[A run of records]
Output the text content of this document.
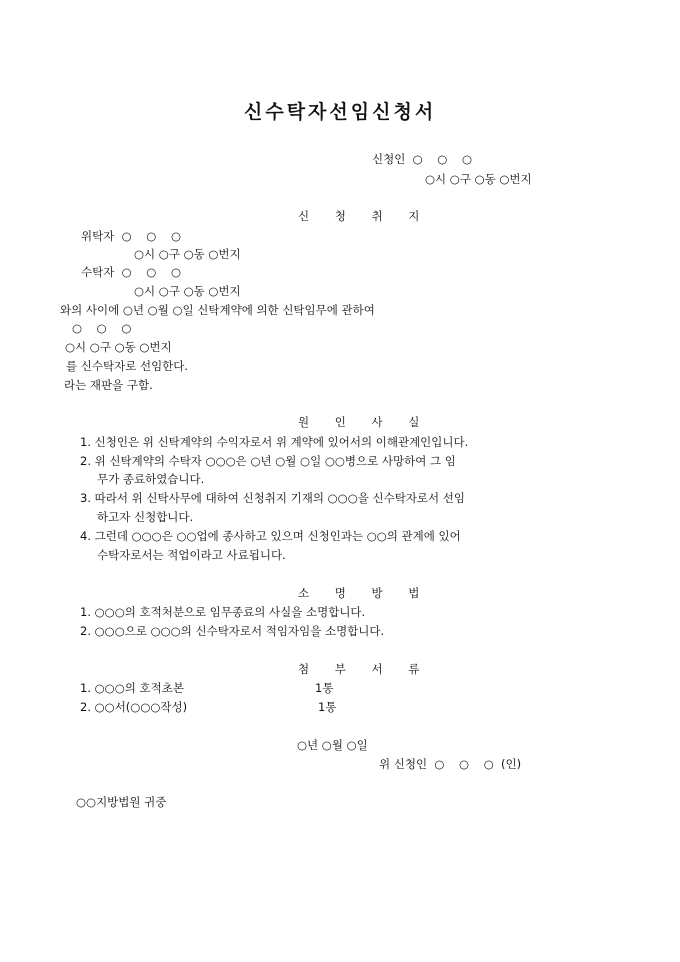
신수탁자선임신청서
신청인  ○    ○    ○
○시 ○구 ○동 ○번지
신 청 취 지
위탁자  ○    ○    ○
○시 ○구 ○동 ○번지
수탁자  ○    ○    ○
○시 ○구 ○동 ○번지
와의 사이에 ○년 ○월 ○일 신탁계약에 의한 신탁임무에 관하여
○    ○    ○
○시 ○구 ○동 ○번지
를 신수탁자로 선임한다.
라는 재판을 구함.
원 인 사 실
1. 신청인은 위 신탁계약의 수익자로서 위 계약에 있어서의 이해관계인입니다.
2. 위 신탁계약의 수탁자 ○○○은 ○년 ○월 ○일 ○○병으로 사망하여 그 임
무가 종료하였습니다.
3. 따라서 위 신탁사무에 대하여 신청취지 기재의 ○○○을 신수탁자로서 선임
하고자 신청합니다.
4. 그런데 ○○○은 ○○업에 종사하고 있으며 신청인과는 ○○의 관계에 있어
수탁자로서는 적업이라고 사료됩니다.
소 명 방 법
1. ○○○의 호적처분으로 임무종료의 사실을 소명합니다.
2. ○○○으로 ○○○의 신수탁자로서 적임자임을 소명합니다.
첨 부 서 류
1. ○○○의 호적초본	1통
2. ○○서(○○○작성)	1통
○년 ○월 ○일
위 신청인  ○    ○    ○  (인)
○○지방법원 귀중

What is required:
Every entry must be reproduced exactly, with the images left out.

Result:
Output the text content of this document.
신수탁자선임신청서
신청인  ○    ○    ○
○시 ○구 ○동 ○번지
신 청 취 지
위탁자  ○    ○    ○
○시 ○구 ○동 ○번지
수탁자  ○    ○    ○
○시 ○구 ○동 ○번지
와의 사이에 ○년 ○월 ○일 신탁계약에 의한 신탁임무에 관하여
○    ○    ○
○시 ○구 ○동 ○번지
를 신수탁자로 선임한다.
라는 재판을 구함.
원 인 사 실
1. 신청인은 위 신탁계약의 수익자로서 위 계약에 있어서의 이해관계인입니다.
2. 위 신탁계약의 수탁자 ○○○은 ○년 ○월 ○일 ○○병으로 사망하여 그 임
무가 종료하였습니다.
3. 따라서 위 신탁사무에 대하여 신청취지 기재의 ○○○을 신수탁자로서 선임
하고자 신청합니다.
4. 그런데 ○○○은 ○○업에 종사하고 있으며 신청인과는 ○○의 관계에 있어
수탁자로서는 적업이라고 사료됩니다.
소 명 방 법
1. ○○○의 호적처분으로 임무종료의 사실을 소명합니다.
2. ○○○으로 ○○○의 신수탁자로서 적임자임을 소명합니다.
첨 부 서 류
1. ○○○의 호적초본	1통
2. ○○서(○○○작성)	1통
○년 ○월 ○일
위 신청인  ○    ○    ○  (인)
○○지방법원 귀중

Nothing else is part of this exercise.